%%

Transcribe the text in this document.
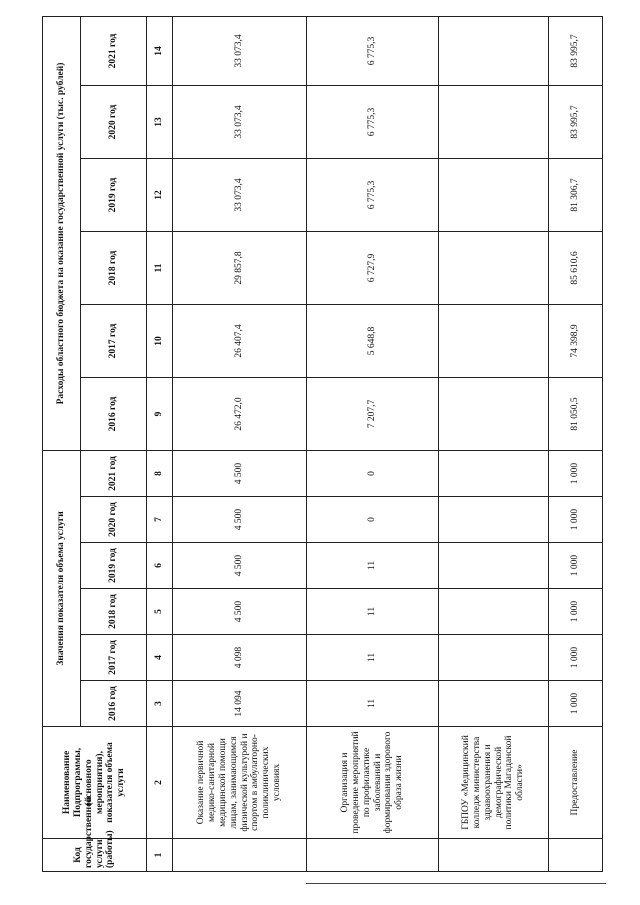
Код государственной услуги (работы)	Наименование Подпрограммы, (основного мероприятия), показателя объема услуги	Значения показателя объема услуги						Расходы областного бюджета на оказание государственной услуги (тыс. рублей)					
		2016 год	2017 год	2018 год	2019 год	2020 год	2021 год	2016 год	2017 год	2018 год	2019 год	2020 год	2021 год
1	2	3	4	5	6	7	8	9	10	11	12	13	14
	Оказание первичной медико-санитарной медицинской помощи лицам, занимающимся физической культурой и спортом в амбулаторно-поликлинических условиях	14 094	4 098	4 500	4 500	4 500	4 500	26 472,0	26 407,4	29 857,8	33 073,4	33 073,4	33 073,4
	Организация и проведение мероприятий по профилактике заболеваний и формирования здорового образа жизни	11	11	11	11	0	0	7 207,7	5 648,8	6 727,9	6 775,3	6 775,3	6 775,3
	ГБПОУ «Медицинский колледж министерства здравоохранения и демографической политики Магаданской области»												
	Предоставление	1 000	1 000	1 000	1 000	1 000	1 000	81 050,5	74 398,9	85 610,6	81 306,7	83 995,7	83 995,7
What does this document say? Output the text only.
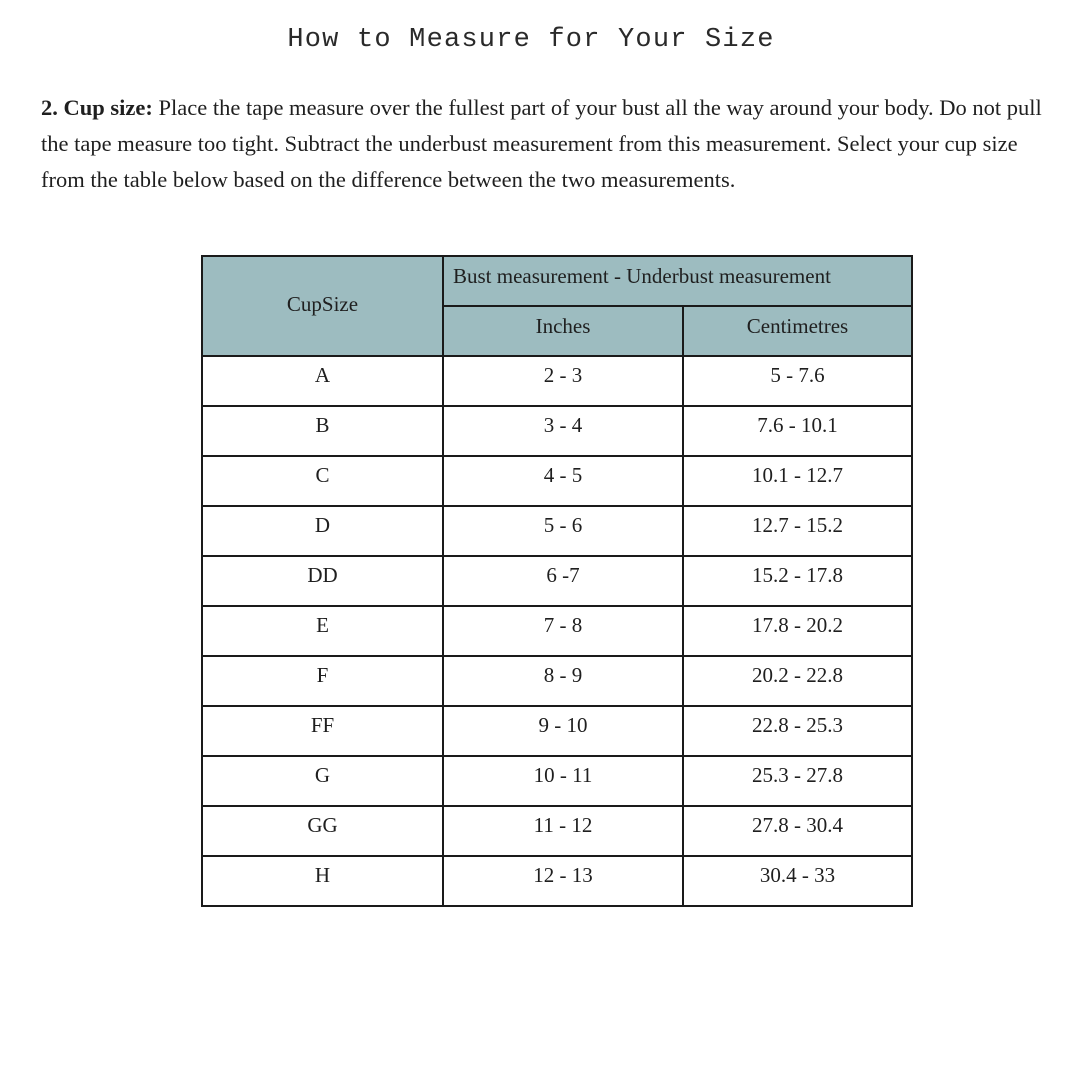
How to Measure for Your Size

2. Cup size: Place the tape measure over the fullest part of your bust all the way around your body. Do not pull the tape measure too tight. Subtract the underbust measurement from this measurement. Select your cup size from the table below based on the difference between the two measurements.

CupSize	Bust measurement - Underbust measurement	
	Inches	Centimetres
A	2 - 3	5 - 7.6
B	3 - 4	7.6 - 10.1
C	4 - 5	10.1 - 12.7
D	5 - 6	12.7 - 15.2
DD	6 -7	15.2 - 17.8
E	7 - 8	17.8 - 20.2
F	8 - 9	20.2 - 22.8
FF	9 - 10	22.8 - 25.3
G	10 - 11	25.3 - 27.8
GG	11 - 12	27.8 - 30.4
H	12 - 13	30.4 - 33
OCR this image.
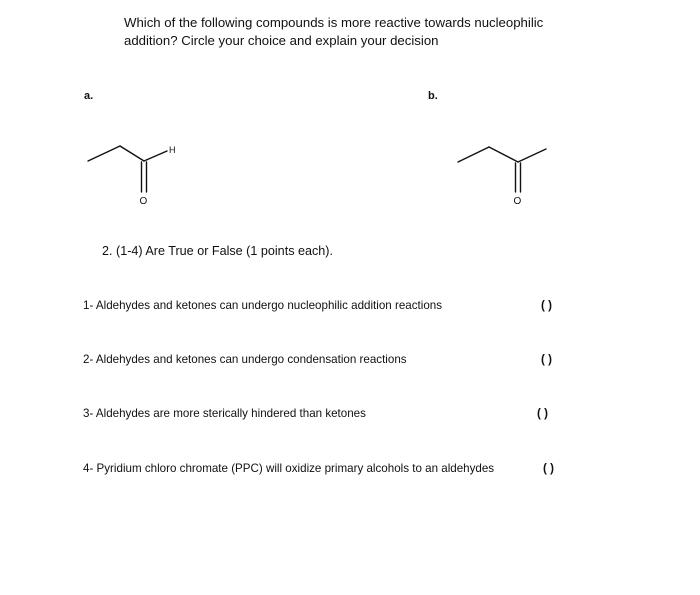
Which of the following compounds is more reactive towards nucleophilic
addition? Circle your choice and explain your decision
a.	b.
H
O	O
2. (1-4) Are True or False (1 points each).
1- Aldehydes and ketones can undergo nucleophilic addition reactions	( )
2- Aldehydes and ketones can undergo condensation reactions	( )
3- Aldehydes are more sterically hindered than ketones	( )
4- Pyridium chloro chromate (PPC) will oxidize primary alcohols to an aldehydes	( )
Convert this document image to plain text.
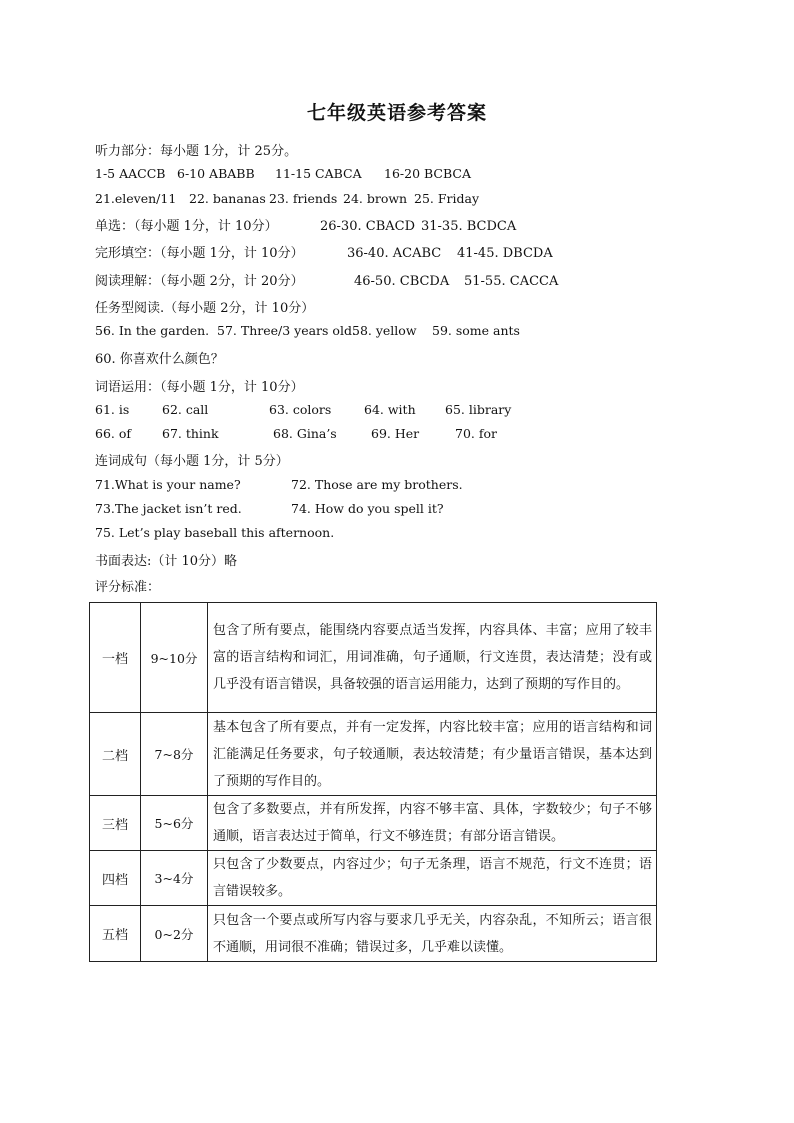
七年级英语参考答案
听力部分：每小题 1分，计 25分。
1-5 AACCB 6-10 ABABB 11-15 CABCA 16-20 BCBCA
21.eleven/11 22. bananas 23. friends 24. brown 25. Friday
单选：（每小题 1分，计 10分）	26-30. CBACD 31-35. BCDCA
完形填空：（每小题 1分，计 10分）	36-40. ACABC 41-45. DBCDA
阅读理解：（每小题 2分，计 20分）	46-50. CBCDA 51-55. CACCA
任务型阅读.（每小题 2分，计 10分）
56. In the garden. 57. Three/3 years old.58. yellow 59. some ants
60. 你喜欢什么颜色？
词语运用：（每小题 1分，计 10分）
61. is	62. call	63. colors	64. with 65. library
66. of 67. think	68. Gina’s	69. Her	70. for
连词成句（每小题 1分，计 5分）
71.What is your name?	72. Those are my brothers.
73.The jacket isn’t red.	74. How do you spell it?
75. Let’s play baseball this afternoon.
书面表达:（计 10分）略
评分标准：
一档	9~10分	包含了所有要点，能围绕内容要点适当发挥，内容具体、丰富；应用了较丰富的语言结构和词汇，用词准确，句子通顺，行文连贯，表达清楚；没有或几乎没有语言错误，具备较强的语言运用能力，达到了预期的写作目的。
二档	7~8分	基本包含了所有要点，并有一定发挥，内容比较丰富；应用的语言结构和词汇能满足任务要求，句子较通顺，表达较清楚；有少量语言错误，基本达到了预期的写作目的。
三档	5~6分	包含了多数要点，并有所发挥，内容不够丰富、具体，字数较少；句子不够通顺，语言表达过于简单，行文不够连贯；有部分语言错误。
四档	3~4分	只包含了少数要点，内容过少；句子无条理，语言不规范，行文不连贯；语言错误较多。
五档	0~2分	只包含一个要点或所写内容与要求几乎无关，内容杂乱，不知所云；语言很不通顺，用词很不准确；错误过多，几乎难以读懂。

%%

** AIM OF THE TASK **
In the records above, find each line that holds the word "text"; copy all such lines.

** PROBLEM SOLUTION **
Transcribe the text in this document.
What does this document say? Output the text only.
Convert this document image to plain text.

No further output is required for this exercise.